:: Problem to work on ::
Copy out each line containing "this" from the entries below.

• • • • • • •

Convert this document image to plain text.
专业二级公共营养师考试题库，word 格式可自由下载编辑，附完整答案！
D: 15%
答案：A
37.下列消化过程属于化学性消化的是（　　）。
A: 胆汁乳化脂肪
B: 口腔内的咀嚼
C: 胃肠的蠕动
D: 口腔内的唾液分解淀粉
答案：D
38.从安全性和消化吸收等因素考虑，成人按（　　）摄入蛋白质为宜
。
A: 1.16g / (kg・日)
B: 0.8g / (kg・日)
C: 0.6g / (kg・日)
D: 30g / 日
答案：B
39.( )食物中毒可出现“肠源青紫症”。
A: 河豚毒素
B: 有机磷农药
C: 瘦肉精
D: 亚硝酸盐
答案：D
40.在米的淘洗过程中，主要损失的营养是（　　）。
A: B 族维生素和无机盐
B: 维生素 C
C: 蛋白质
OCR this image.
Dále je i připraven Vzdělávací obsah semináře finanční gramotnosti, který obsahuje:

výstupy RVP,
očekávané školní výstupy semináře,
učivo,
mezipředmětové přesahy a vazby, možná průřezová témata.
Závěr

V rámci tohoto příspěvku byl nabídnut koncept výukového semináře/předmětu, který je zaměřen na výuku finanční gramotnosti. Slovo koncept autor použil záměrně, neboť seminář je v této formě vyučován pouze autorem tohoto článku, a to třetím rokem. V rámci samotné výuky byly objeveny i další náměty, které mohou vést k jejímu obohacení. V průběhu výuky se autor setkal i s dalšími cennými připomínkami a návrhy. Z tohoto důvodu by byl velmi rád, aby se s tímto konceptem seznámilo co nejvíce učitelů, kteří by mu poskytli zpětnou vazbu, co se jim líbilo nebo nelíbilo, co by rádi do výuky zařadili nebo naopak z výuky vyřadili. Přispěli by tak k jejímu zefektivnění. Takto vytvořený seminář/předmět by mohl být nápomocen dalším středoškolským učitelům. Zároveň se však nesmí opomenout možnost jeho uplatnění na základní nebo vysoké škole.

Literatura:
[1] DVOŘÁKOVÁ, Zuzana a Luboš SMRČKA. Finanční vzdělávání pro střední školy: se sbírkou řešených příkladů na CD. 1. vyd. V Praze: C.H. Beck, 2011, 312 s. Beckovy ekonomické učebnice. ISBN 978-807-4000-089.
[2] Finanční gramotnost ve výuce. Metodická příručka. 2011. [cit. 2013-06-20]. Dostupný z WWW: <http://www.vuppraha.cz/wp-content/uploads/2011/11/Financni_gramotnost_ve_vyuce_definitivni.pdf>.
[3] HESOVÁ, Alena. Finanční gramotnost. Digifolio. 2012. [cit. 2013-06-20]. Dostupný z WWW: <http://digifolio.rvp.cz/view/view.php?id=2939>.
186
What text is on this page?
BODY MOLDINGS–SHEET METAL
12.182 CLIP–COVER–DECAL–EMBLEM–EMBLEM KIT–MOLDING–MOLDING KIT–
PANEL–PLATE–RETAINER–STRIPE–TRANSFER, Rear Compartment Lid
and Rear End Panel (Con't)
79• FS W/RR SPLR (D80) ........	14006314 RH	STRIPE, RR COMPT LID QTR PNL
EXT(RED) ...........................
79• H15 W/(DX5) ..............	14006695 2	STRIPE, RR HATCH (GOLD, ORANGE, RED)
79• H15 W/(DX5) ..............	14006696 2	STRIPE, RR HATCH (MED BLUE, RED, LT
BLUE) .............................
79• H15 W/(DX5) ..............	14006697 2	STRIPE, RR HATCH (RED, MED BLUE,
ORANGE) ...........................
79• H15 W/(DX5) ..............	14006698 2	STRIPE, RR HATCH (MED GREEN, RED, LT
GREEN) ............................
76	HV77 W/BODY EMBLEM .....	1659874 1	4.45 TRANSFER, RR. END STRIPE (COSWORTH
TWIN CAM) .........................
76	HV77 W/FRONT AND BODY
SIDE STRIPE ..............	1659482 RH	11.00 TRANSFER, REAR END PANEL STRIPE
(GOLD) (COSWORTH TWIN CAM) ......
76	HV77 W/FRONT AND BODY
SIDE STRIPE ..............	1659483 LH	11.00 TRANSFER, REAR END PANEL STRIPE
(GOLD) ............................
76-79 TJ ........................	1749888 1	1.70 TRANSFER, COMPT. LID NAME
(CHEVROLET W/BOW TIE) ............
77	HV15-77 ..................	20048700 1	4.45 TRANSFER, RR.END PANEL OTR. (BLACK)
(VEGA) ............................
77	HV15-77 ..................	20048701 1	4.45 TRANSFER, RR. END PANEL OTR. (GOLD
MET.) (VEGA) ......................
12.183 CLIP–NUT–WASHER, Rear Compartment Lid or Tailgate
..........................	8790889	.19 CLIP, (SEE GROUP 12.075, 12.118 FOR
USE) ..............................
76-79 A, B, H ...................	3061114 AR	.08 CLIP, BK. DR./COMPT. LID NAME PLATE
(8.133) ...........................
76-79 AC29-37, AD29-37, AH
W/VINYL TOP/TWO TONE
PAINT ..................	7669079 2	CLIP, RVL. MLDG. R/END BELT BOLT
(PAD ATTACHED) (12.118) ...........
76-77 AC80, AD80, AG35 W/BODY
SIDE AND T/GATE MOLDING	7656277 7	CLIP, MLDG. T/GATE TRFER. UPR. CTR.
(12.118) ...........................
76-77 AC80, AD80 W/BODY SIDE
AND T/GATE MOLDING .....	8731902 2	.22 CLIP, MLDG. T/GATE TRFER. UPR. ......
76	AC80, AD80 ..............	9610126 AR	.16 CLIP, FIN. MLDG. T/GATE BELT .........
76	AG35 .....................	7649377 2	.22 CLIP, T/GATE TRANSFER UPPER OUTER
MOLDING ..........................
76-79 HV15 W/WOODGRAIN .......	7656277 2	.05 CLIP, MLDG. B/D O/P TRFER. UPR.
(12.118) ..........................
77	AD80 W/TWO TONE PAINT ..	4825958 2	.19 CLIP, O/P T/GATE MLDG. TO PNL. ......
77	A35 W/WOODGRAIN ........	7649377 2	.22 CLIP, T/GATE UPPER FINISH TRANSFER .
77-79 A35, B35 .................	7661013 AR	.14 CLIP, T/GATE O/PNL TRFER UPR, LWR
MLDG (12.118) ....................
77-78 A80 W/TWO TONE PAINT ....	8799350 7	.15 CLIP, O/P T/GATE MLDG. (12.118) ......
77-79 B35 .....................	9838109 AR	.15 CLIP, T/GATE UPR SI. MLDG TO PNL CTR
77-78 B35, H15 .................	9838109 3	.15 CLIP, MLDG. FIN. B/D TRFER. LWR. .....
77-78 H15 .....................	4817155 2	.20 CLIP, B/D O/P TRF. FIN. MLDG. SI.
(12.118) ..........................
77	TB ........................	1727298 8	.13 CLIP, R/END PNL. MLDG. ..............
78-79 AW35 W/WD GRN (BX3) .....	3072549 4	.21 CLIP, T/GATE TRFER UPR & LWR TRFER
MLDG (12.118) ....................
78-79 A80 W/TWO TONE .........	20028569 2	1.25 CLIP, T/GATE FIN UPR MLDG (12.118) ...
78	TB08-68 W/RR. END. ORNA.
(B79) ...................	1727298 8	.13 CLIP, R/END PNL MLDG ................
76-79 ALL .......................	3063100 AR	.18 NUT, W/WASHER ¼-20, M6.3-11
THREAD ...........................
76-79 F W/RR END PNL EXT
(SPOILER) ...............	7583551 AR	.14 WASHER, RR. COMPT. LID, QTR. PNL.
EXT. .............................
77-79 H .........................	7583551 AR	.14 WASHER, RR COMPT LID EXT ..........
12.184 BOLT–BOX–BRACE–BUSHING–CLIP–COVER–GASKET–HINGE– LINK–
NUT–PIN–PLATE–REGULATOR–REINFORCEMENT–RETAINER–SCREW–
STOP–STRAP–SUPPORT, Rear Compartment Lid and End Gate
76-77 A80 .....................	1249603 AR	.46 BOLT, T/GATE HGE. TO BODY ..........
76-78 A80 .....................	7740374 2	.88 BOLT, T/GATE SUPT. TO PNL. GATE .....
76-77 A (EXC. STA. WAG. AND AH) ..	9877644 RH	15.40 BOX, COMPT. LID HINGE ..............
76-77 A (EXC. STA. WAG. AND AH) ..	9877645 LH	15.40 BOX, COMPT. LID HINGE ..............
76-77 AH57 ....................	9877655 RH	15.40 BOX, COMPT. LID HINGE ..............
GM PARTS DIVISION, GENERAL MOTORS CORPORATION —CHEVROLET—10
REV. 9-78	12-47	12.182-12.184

• • • • • • •

:: Task result ::
Convert this document image to plain text.
OCR this image.
What text is on this page?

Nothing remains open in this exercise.